• **Do this**
Copy the records below exactly, from the line containing "What's the underlying" through the last line, and leave out every picture.

• **Record excerpts**
──────────────────────────────
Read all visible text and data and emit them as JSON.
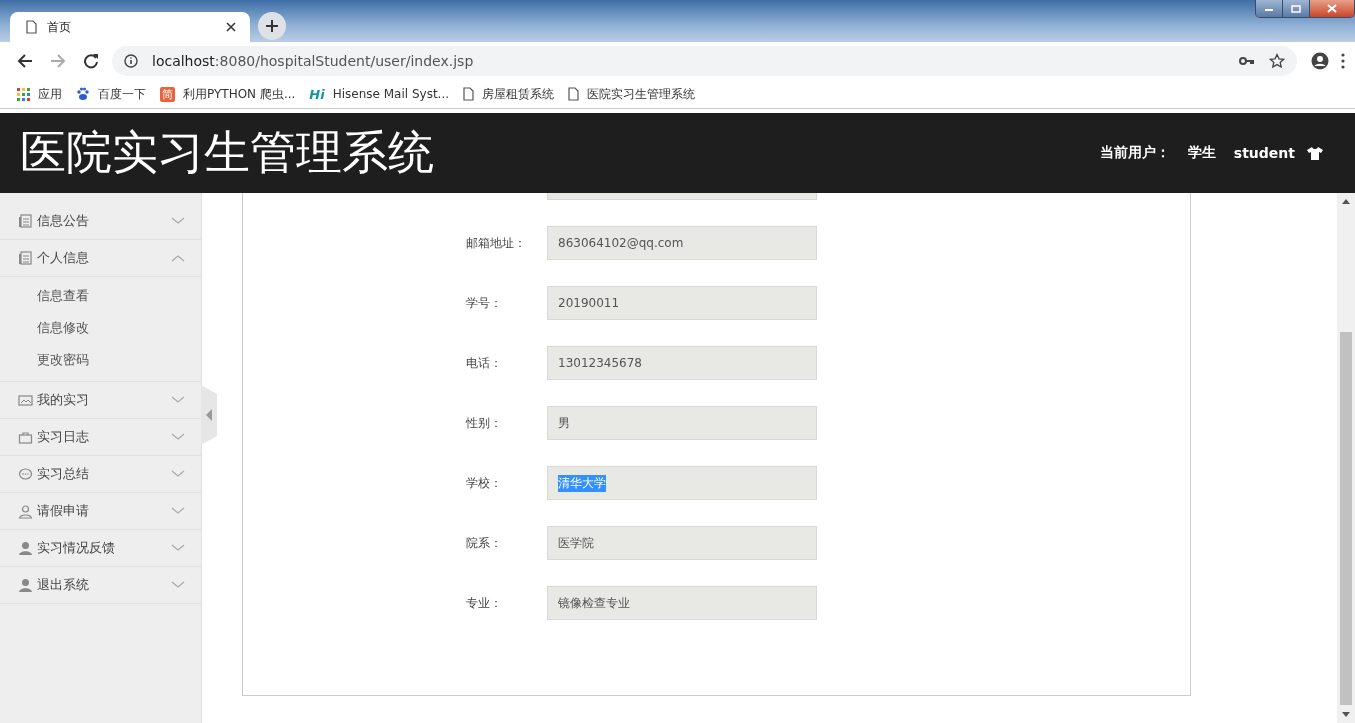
{
  "browser": {
    "tab": {
      "title": "首页"
    },
    "address": {
      "host": "localhost",
      "path": ":8080/hospitalStudent/user/index.jsp"
    },
    "bookmarks": [
      {
        "kind": "apps",
        "label": "应用"
      },
      {
        "kind": "paw",
        "label": "百度一下"
      },
      {
        "kind": "badge",
        "badge": "简",
        "label": "利用PYTHON 爬虫..."
      },
      {
        "kind": "logo",
        "badge": "Hi",
        "label": "Hisense Mail Syst..."
      },
      {
        "kind": "page",
        "label": "房屋租赁系统"
      },
      {
        "kind": "page",
        "label": "医院实习生管理系统"
      }
    ]
  },
  "header": {
    "title": "医院实习生管理系统",
    "user_label": "当前用户：",
    "role": "学生",
    "username": "student"
  },
  "sidebar": {
    "items": [
      {
        "label": "信息公告",
        "expanded": false
      },
      {
        "label": "个人信息",
        "expanded": true,
        "children": [
          {
            "label": "信息查看"
          },
          {
            "label": "信息修改"
          },
          {
            "label": "更改密码"
          }
        ]
      },
      {
        "label": "我的实习",
        "expanded": false
      },
      {
        "label": "实习日志",
        "expanded": false
      },
      {
        "label": "实习总结",
        "expanded": false
      },
      {
        "label": "请假申请",
        "expanded": false
      },
      {
        "label": "实习情况反馈",
        "expanded": false
      },
      {
        "label": "退出系统",
        "expanded": false
      }
    ]
  },
  "form": {
    "fields": [
      {
        "label": "邮箱地址：",
        "value": "863064102@qq.com",
        "highlighted": false
      },
      {
        "label": "学号：",
        "value": "20190011",
        "highlighted": false
      },
      {
        "label": "电话：",
        "value": "13012345678",
        "highlighted": false
      },
      {
        "label": "性别：",
        "value": "男",
        "highlighted": false
      },
      {
        "label": "学校：",
        "value": "清华大学",
        "highlighted": true
      },
      {
        "label": "院系：",
        "value": "医学院",
        "highlighted": false
      },
      {
        "label": "专业：",
        "value": "镜像检查专业",
        "highlighted": false
      }
    ]
  }
}
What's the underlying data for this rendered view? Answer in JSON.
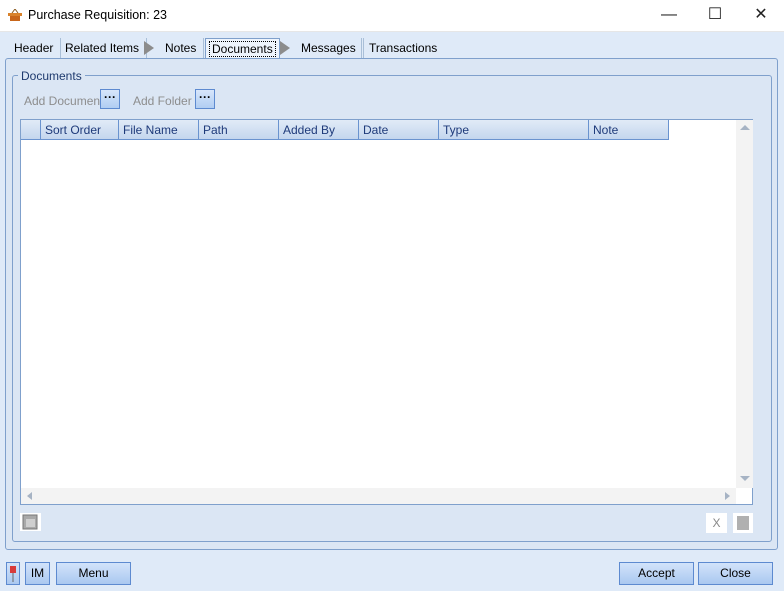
{
  "window": {
    "title": "Purchase Requisition: 23",
    "minimize": "—",
    "maximize": "☐",
    "close": "✕"
  },
  "tabs": [
    {
      "label": "Header"
    },
    {
      "label": "Related Items"
    },
    {
      "label": "Notes"
    },
    {
      "label": "Documents"
    },
    {
      "label": "Messages"
    },
    {
      "label": "Transactions"
    }
  ],
  "group": {
    "label": "Documents",
    "add_document": "Add Document",
    "add_folder": "Add Folder",
    "browse": "···"
  },
  "grid": {
    "columns": [
      "Sort Order",
      "File Name",
      "Path",
      "Added By",
      "Date",
      "Type",
      "Note"
    ]
  },
  "footer": {
    "delete": "X",
    "im": "IM",
    "menu": "Menu",
    "accept": "Accept",
    "close": "Close"
  }
}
──────────────────────────────
• **Full answer**
What's the underlying data for this rendered view? Answer in JSON.
{
  "window": {
    "title": "Purchase Requisition: 23",
    "minimize": "—",
    "maximize": "☐",
    "close": "✕"
  },
  "tabs": [
    {
      "label": "Header"
    },
    {
      "label": "Related Items"
    },
    {
      "label": "Notes"
    },
    {
      "label": "Documents"
    },
    {
      "label": "Messages"
    },
    {
      "label": "Transactions"
    }
  ],
  "group": {
    "label": "Documents",
    "add_document": "Add Document",
    "add_folder": "Add Folder",
    "browse": "···"
  },
  "grid": {
    "columns": [
      "Sort Order",
      "File Name",
      "Path",
      "Added By",
      "Date",
      "Type",
      "Note"
    ]
  },
  "footer": {
    "delete": "X",
    "im": "IM",
    "menu": "Menu",
    "accept": "Accept",
    "close": "Close"
  }
}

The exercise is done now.